Extract the complete data exactly as given.

→ **DATASET**:
---------------

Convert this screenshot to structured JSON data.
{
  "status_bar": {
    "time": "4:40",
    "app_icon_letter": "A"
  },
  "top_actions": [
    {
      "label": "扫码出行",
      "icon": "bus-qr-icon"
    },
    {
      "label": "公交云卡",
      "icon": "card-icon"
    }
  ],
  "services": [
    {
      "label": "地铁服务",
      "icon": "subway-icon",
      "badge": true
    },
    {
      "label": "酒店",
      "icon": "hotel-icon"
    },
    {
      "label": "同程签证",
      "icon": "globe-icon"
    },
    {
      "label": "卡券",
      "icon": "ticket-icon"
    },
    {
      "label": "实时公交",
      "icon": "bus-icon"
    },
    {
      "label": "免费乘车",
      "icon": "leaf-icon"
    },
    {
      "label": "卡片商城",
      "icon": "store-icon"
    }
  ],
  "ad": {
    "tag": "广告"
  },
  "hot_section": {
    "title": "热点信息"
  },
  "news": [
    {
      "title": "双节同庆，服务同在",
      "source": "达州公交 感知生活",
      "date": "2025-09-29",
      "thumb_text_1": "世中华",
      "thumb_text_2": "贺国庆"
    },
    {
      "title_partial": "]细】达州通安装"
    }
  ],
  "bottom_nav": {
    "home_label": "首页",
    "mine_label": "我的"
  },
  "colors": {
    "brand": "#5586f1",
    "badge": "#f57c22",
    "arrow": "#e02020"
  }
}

---------------

→ **REPLY**:
Convert this screenshot to structured JSON data.
{
  "status_bar": {
    "time": "4:40",
    "app_icon_letter": "A"
  },
  "top_actions": [
    {
      "label": "扫码出行",
      "icon": "bus-qr-icon"
    },
    {
      "label": "公交云卡",
      "icon": "card-icon"
    }
  ],
  "services": [
    {
      "label": "地铁服务",
      "icon": "subway-icon",
      "badge": true
    },
    {
      "label": "酒店",
      "icon": "hotel-icon"
    },
    {
      "label": "同程签证",
      "icon": "globe-icon"
    },
    {
      "label": "卡券",
      "icon": "ticket-icon"
    },
    {
      "label": "实时公交",
      "icon": "bus-icon"
    },
    {
      "label": "免费乘车",
      "icon": "leaf-icon"
    },
    {
      "label": "卡片商城",
      "icon": "store-icon"
    }
  ],
  "ad": {
    "tag": "广告"
  },
  "hot_section": {
    "title": "热点信息"
  },
  "news": [
    {
      "title": "双节同庆，服务同在",
      "source": "达州公交 感知生活",
      "date": "2025-09-29",
      "thumb_text_1": "世中华",
      "thumb_text_2": "贺国庆"
    },
    {
      "title_partial": "]细】达州通安装"
    }
  ],
  "bottom_nav": {
    "home_label": "首页",
    "mine_label": "我的"
  },
  "colors": {
    "brand": "#5586f1",
    "badge": "#f57c22",
    "arrow": "#e02020"
  }
}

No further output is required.